◆ **DIRECTION**
Lines holding the string "mayor" are the ones to copy from this listing.

___

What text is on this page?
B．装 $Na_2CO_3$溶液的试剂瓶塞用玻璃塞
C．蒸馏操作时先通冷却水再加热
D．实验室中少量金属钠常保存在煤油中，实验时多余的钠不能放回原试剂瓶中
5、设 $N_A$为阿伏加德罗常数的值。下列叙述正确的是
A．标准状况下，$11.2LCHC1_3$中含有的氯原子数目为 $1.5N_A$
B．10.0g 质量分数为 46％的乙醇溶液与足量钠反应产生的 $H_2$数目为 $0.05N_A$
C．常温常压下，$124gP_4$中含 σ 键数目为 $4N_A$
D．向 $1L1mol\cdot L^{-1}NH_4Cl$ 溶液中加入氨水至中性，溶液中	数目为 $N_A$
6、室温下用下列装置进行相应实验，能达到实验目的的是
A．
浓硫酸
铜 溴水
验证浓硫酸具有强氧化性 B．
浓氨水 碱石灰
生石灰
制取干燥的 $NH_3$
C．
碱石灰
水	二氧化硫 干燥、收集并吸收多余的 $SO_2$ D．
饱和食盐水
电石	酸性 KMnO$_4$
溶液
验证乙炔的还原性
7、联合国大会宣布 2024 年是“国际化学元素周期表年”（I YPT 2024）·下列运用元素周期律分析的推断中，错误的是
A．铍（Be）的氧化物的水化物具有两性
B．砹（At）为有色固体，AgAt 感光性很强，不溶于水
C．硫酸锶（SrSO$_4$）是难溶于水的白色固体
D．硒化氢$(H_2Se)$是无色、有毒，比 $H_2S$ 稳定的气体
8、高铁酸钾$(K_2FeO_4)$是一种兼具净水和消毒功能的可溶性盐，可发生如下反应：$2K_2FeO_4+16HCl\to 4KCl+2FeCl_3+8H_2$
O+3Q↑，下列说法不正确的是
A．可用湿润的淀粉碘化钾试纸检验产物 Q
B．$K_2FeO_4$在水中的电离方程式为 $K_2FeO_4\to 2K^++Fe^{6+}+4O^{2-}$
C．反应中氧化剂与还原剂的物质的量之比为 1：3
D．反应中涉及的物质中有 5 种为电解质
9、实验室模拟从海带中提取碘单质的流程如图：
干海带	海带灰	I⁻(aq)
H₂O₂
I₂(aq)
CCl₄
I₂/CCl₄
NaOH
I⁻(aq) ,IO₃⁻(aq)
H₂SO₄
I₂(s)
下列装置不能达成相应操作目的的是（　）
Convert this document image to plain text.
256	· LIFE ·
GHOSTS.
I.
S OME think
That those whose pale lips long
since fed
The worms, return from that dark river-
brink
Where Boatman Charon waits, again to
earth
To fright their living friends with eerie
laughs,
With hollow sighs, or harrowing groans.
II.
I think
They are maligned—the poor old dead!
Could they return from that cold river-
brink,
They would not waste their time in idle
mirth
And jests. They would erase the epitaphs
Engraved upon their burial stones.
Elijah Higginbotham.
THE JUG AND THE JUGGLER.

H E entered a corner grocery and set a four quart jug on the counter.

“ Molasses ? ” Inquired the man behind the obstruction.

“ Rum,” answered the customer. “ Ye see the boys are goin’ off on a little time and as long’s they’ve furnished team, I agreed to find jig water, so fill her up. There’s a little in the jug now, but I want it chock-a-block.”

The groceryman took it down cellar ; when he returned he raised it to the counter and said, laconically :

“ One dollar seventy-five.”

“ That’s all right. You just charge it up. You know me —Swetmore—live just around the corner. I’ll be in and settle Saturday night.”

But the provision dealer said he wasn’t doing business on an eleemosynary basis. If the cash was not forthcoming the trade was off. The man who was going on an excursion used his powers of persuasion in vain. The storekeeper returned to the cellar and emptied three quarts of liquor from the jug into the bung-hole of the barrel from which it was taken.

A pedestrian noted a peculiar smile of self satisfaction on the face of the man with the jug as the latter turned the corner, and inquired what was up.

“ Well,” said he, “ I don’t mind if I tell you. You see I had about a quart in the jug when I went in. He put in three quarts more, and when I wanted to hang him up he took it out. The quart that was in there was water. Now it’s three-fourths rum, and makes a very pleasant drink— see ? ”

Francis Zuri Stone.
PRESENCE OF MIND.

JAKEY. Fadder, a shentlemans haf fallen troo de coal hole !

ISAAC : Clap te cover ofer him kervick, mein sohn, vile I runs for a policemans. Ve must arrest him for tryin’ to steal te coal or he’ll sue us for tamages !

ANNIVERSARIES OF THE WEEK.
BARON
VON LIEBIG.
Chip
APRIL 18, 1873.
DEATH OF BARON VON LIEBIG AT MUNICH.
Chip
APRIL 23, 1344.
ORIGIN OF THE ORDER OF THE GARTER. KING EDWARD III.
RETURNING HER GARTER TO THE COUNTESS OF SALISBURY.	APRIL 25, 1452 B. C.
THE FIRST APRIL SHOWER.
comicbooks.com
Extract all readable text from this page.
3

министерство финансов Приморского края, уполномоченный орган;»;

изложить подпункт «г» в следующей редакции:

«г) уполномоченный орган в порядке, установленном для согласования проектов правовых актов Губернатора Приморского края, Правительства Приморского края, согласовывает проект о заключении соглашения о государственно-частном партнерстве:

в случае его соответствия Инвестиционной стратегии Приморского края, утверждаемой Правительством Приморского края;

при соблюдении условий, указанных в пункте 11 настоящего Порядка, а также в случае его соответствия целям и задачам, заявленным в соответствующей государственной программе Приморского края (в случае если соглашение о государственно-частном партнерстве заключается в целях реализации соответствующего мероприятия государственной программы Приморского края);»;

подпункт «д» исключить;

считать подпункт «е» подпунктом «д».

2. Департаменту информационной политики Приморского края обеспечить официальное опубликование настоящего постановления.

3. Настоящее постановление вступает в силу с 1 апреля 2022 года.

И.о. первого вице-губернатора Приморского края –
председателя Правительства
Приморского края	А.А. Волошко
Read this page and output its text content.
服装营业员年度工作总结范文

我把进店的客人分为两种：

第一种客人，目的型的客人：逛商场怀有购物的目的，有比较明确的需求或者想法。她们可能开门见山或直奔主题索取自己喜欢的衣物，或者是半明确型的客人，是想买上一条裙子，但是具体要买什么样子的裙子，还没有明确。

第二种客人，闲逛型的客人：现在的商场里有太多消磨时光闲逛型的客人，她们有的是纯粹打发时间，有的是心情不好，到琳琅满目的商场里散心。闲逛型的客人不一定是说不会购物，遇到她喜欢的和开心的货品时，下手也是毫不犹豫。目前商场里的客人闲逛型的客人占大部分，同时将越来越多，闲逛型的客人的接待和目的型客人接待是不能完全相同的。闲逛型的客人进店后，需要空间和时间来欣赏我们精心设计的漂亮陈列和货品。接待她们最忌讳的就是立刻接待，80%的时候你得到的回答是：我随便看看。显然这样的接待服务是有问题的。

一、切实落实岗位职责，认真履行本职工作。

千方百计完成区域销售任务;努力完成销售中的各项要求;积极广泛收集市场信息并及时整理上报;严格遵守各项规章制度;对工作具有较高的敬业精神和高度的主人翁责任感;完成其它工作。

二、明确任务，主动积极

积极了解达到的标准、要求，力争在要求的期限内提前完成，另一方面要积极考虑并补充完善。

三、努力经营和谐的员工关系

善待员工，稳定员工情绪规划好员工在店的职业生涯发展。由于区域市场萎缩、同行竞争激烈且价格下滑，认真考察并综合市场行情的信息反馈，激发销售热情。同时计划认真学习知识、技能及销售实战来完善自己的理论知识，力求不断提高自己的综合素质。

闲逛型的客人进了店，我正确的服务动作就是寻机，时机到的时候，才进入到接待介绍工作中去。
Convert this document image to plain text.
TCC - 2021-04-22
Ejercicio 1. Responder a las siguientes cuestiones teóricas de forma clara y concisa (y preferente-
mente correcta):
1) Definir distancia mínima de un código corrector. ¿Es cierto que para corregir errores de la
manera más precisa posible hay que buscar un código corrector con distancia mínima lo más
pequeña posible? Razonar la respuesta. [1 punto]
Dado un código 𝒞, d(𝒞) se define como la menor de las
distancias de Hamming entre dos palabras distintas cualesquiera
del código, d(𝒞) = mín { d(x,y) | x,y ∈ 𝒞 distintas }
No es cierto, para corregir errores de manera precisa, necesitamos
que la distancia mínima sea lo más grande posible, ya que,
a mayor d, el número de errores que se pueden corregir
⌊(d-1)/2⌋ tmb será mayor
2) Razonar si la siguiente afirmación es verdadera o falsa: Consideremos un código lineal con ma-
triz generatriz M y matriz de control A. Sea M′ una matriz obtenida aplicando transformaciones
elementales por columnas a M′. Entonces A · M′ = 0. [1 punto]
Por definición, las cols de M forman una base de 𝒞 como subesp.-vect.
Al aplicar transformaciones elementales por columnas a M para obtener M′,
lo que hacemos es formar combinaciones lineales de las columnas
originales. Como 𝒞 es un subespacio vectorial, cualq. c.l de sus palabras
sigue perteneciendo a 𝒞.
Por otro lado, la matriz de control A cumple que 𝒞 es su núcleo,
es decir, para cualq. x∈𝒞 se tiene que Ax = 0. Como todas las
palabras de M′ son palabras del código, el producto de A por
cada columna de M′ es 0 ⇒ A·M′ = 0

___

◆ **FULL OUTPUT**
a mayor d, el número de errores que se pueden corregir
⌊(d-1)/2⌋ tmb será mayor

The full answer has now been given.